▶ **STATED EXERCISE**:
Write out the full set of records below exactly.

▶ **DATASET**:
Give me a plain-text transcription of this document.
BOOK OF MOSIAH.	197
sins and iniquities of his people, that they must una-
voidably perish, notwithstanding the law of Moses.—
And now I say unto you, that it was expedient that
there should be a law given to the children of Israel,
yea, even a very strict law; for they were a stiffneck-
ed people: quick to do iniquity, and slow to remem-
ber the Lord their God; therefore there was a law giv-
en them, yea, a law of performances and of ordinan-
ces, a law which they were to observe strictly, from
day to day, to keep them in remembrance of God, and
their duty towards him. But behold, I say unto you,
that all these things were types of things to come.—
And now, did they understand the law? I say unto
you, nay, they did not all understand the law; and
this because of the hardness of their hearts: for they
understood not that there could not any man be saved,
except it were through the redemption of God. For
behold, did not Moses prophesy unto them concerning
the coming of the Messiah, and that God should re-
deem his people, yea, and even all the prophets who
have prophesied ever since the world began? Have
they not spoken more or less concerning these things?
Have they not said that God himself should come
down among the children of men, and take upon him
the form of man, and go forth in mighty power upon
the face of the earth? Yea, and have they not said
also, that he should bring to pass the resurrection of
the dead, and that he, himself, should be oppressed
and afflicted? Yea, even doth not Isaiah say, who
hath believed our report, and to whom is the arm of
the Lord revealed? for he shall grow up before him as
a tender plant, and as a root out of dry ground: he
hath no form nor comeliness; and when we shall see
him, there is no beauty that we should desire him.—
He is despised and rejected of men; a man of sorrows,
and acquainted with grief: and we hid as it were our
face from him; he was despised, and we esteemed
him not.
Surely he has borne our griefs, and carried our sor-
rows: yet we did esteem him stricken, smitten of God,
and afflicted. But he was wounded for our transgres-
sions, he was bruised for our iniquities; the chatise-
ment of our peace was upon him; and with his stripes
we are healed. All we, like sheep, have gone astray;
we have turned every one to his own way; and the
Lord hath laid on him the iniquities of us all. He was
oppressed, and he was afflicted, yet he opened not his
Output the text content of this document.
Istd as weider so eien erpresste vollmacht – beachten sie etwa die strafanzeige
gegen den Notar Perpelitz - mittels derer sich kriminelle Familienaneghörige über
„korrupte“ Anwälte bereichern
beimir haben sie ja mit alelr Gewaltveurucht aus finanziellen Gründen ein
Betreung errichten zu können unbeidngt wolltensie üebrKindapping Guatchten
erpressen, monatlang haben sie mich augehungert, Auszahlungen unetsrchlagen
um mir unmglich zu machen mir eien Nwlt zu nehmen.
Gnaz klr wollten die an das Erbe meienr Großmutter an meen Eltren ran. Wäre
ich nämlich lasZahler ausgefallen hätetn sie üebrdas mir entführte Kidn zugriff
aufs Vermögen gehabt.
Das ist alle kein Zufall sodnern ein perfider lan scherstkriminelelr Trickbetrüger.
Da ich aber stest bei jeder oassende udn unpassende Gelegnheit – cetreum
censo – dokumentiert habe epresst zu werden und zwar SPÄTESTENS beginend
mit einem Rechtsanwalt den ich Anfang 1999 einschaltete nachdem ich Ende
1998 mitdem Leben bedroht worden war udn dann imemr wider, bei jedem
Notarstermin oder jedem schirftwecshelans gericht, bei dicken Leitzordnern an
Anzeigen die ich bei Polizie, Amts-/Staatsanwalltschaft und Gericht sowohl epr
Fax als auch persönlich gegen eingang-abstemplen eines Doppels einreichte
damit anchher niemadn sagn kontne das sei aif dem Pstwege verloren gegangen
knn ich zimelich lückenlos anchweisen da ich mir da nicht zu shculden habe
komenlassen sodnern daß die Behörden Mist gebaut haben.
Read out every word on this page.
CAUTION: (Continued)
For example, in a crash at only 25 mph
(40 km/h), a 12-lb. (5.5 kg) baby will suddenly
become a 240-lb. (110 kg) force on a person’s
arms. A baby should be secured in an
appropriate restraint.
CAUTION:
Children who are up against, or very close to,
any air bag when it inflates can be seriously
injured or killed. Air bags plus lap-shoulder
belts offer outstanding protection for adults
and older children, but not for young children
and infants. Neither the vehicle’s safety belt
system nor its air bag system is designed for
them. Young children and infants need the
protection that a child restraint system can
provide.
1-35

▶ **OUTPUT OF THE TASK**:
Give me a plain-text transcription of this document.
BOOK OF MOSIAH.	197
sins and iniquities of his people, that they must una-
voidably perish, notwithstanding the law of Moses.—
And now I say unto you, that it was expedient that
there should be a law given to the children of Israel,
yea, even a very strict law; for they were a stiffneck-
ed people: quick to do iniquity, and slow to remem-
ber the Lord their God; therefore there was a law giv-
en them, yea, a law of performances and of ordinan-
ces, a law which they were to observe strictly, from
day to day, to keep them in remembrance of God, and
their duty towards him. But behold, I say unto you,
that all these things were types of things to come.—
And now, did they understand the law? I say unto
you, nay, they did not all understand the law; and
this because of the hardness of their hearts: for they
understood not that there could not any man be saved,
except it were through the redemption of God. For
behold, did not Moses prophesy unto them concerning
the coming of the Messiah, and that God should re-
deem his people, yea, and even all the prophets who
have prophesied ever since the world began? Have
they not spoken more or less concerning these things?
Have they not said that God himself should come
down among the children of men, and take upon him
the form of man, and go forth in mighty power upon
the face of the earth? Yea, and have they not said
also, that he should bring to pass the resurrection of
the dead, and that he, himself, should be oppressed
and afflicted? Yea, even doth not Isaiah say, who
hath believed our report, and to whom is the arm of
the Lord revealed? for he shall grow up before him as
a tender plant, and as a root out of dry ground: he
hath no form nor comeliness; and when we shall see
him, there is no beauty that we should desire him.—
He is despised and rejected of men; a man of sorrows,
and acquainted with grief: and we hid as it were our
face from him; he was despised, and we esteemed
him not.
Surely he has borne our griefs, and carried our sor-
rows: yet we did esteem him stricken, smitten of God,
and afflicted. But he was wounded for our transgres-
sions, he was bruised for our iniquities; the chatise-
ment of our peace was upon him; and with his stripes
we are healed. All we, like sheep, have gone astray;
we have turned every one to his own way; and the
Lord hath laid on him the iniquities of us all. He was
oppressed, and he was afflicted, yet he opened not his
Output the text content of this document.
Istd as weider so eien erpresste vollmacht – beachten sie etwa die strafanzeige
gegen den Notar Perpelitz - mittels derer sich kriminelle Familienaneghörige über
„korrupte“ Anwälte bereichern
beimir haben sie ja mit alelr Gewaltveurucht aus finanziellen Gründen ein
Betreung errichten zu können unbeidngt wolltensie üebrKindapping Guatchten
erpressen, monatlang haben sie mich augehungert, Auszahlungen unetsrchlagen
um mir unmglich zu machen mir eien Nwlt zu nehmen.
Gnaz klr wollten die an das Erbe meienr Großmutter an meen Eltren ran. Wäre
ich nämlich lasZahler ausgefallen hätetn sie üebrdas mir entführte Kidn zugriff
aufs Vermögen gehabt.
Das ist alle kein Zufall sodnern ein perfider lan scherstkriminelelr Trickbetrüger.
Da ich aber stest bei jeder oassende udn unpassende Gelegnheit – cetreum
censo – dokumentiert habe epresst zu werden und zwar SPÄTESTENS beginend
mit einem Rechtsanwalt den ich Anfang 1999 einschaltete nachdem ich Ende
1998 mitdem Leben bedroht worden war udn dann imemr wider, bei jedem
Notarstermin oder jedem schirftwecshelans gericht, bei dicken Leitzordnern an
Anzeigen die ich bei Polizie, Amts-/Staatsanwalltschaft und Gericht sowohl epr
Fax als auch persönlich gegen eingang-abstemplen eines Doppels einreichte
damit anchher niemadn sagn kontne das sei aif dem Pstwege verloren gegangen
knn ich zimelich lückenlos anchweisen da ich mir da nicht zu shculden habe
komenlassen sodnern daß die Behörden Mist gebaut haben.
Read out every word on this page.
CAUTION: (Continued)
For example, in a crash at only 25 mph
(40 km/h), a 12-lb. (5.5 kg) baby will suddenly
become a 240-lb. (110 kg) force on a person’s
arms. A baby should be secured in an
appropriate restraint.
CAUTION:
Children who are up against, or very close to,
any air bag when it inflates can be seriously
injured or killed. Air bags plus lap-shoulder
belts offer outstanding protection for adults
and older children, but not for young children
and infants. Neither the vehicle’s safety belt
system nor its air bag system is designed for
them. Young children and infants need the
protection that a child restraint system can
provide.
1-35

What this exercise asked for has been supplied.